List each line of the data in which the string "Maria" appears.

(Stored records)
··········
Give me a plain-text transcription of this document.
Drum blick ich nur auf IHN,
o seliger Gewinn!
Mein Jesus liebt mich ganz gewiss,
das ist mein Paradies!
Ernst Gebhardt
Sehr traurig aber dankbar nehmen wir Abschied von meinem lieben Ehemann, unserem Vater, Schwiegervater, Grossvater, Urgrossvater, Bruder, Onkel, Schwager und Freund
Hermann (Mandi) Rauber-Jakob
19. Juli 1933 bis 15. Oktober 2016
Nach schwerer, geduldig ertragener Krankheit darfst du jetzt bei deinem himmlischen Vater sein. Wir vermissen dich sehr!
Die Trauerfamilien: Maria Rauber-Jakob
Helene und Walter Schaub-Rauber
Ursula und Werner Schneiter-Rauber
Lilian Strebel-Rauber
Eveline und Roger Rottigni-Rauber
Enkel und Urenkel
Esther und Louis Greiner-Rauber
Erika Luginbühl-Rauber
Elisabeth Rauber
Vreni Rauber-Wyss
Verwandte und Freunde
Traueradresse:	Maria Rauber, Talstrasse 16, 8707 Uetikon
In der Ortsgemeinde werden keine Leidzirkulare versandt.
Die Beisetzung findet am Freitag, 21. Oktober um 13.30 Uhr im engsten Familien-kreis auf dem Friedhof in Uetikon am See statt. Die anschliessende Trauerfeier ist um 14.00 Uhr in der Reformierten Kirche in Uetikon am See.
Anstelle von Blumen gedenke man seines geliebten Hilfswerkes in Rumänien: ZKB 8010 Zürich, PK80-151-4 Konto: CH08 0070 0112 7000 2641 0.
··········
* Task output *
Die Trauerfamilien: Maria Rauber-Jakob
Traueradresse:	Maria Rauber, Talstrasse 16, 8707 Uetikon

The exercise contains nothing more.